> [Exercise brief]:
Go through each line of the records below and count those with the word "grid"; give only the total.

** Start **

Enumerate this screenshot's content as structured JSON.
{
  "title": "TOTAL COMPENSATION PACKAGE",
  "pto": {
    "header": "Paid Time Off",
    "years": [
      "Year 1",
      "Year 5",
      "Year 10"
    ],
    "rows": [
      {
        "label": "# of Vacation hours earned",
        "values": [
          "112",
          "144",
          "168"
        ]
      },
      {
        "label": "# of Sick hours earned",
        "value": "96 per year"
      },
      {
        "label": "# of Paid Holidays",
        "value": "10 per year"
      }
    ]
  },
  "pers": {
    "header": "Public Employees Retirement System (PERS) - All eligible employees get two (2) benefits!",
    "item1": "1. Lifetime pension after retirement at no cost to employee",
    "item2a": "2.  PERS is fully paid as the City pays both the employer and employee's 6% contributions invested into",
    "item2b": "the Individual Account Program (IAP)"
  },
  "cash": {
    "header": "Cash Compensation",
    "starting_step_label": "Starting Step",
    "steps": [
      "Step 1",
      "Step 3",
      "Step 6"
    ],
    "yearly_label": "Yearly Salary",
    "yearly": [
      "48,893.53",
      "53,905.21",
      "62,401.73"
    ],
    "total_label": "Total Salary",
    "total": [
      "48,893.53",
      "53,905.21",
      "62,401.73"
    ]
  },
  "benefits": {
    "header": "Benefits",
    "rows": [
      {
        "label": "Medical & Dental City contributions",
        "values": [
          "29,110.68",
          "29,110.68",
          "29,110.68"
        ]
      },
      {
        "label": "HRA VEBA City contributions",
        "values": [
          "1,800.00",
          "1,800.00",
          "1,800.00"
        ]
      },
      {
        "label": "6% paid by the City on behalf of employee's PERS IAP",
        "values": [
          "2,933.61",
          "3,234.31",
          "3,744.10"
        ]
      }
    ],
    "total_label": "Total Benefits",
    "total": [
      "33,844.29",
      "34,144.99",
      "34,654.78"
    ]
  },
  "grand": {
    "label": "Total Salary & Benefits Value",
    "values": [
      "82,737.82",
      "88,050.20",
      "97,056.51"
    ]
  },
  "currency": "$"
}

** End **
** Start **

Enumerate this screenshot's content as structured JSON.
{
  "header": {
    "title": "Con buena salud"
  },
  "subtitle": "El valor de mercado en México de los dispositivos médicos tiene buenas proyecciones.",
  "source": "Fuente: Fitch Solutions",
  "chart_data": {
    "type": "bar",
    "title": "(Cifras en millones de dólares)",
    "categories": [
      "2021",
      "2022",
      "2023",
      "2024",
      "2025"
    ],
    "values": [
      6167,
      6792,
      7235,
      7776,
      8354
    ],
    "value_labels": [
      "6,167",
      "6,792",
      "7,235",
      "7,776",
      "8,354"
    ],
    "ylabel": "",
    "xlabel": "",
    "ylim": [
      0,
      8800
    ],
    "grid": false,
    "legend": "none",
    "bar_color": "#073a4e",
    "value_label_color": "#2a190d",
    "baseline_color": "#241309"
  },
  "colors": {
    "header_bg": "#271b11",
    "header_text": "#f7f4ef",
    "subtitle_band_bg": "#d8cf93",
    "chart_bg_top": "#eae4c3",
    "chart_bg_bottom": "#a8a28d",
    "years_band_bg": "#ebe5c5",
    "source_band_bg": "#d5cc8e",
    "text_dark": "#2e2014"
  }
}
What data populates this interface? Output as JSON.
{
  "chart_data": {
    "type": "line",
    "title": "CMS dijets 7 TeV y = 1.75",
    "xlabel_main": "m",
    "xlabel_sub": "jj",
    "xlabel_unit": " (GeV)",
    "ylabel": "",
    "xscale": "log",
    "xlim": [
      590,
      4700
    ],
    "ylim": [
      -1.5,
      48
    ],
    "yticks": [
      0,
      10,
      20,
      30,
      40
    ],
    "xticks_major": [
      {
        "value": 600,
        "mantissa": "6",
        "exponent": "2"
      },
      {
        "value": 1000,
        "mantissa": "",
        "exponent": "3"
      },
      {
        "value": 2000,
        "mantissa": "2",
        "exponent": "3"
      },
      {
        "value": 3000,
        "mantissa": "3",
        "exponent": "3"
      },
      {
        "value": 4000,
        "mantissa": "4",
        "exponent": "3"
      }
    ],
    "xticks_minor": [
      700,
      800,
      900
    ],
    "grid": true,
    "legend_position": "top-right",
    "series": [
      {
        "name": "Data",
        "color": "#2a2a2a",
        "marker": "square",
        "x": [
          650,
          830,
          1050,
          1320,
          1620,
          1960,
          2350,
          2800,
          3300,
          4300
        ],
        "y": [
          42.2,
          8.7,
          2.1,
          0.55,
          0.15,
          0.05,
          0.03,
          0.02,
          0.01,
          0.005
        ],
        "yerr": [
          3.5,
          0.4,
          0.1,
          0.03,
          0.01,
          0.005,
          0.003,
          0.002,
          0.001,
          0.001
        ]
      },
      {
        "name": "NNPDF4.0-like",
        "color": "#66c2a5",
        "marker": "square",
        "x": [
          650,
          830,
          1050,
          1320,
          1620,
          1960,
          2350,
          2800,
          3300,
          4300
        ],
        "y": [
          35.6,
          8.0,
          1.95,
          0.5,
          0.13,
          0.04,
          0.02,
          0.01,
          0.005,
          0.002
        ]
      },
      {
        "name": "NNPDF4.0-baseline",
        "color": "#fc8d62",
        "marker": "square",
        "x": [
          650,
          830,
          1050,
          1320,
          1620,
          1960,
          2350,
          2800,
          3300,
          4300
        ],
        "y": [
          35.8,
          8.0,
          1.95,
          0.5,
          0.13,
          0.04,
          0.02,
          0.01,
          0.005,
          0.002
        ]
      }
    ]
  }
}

** End **
** Start **

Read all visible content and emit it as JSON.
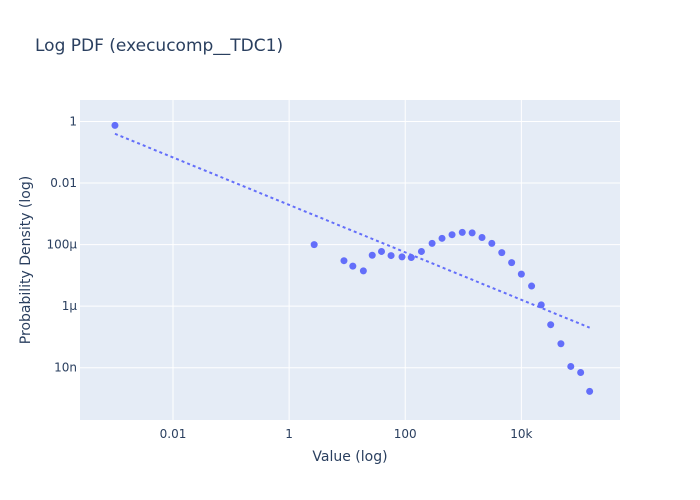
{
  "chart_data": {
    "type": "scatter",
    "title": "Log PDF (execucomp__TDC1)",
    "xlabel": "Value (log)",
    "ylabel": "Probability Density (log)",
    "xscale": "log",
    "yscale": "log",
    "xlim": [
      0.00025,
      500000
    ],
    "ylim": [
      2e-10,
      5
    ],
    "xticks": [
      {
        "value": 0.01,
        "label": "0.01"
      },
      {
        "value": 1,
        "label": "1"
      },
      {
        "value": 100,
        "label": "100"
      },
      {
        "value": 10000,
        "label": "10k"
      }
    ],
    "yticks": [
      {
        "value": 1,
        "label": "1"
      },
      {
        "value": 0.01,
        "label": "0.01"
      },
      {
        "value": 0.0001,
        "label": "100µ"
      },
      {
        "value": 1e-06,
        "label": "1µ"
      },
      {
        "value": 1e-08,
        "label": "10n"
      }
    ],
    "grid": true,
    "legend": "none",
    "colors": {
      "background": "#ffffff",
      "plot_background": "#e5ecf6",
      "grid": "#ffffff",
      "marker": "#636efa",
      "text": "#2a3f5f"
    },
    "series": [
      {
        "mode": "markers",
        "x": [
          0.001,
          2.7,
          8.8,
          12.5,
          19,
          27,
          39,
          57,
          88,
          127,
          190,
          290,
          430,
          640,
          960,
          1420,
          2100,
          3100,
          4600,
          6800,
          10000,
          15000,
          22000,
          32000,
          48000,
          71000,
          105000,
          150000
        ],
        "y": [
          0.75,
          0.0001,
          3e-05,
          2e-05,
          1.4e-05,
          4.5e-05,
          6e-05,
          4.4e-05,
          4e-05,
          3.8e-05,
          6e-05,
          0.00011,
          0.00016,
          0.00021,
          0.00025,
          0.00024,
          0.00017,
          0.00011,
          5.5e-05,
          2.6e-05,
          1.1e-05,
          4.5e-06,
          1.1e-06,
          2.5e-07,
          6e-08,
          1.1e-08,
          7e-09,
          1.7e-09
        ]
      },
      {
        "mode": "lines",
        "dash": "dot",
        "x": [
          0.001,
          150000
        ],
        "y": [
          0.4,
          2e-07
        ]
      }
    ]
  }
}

** End **

> [Reply to the task]:
4